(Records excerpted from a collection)

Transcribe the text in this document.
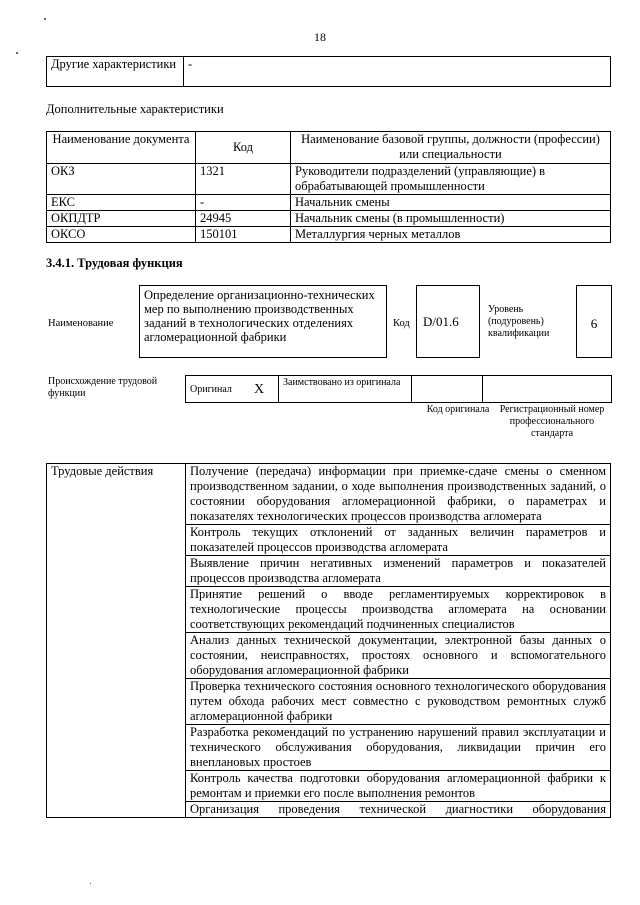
18
Другие характеристики	-
Дополнительные характеристики
Наименование документа	Код	Наименование базовой группы, должности (профессии) или специальности
ОКЗ	1321	Руководители подразделений (управляющие) в обрабатывающей промышленности
ЕКС	-	Начальник смены
ОКПДТР	24945	Начальник смены (в промышленности)
ОКСО	150101	Металлургия черных металлов
3.4.1. Трудовая функция
Наименование
Определение организационно-технических мер по выполнению производственных заданий в технологических отделениях агломерационной фабрики
Код	D/01.6
Уровень (подуровень) квалификации
6
Происхождение трудовой функции	Оригинал	X	Заимствовано из оригинала		
Код оригинала	Регистрационный номер профессионального стандарта
Трудовые действия	Получение (передача) информации при приемке-сдаче смены о сменном производственном задании, о ходе выполнения производственных заданий, о состоянии оборудования агломерационной фабрики, о параметрах и показателях технологических процессов производства агломерата
Контроль текущих отклонений от заданных величин параметров и показателей процессов производства агломерата
Выявление причин негативных изменений параметров и показателей процессов производства агломерата
Принятие решений о вводе регламентируемых корректировок в технологические процессы производства агломерата на основании соответствующих рекомендаций подчиненных специалистов
Анализ данных технической документации, электронной базы данных о состоянии, неисправностях, простоях основного и вспомогательного оборудования агломерационной фабрики
Проверка технического состояния основного технологического оборудования путем обхода рабочих мест совместно с руководством ремонтных служб агломерационной фабрики
Разработка рекомендаций по устранению нарушений правил эксплуатации и технического обслуживания оборудования, ликвидации причин его внеплановых простоев
Контроль качества подготовки оборудования агломерационной фабрики к ремонтам и приемки его после выполнения ремонтов
Организация проведения технической диагностики оборудования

• Exercise:
Return each line where "рекомендаций" shows up.

• Solution for this task:
Принятие решений о вводе регламентируемых корректировок в технологические процессы производства агломерата на основании соответствующих рекомендаций подчиненных специалистов
Разработка рекомендаций по устранению нарушений правил эксплуатации и технического обслуживания оборудования, ликвидации причин его внеплановых простоев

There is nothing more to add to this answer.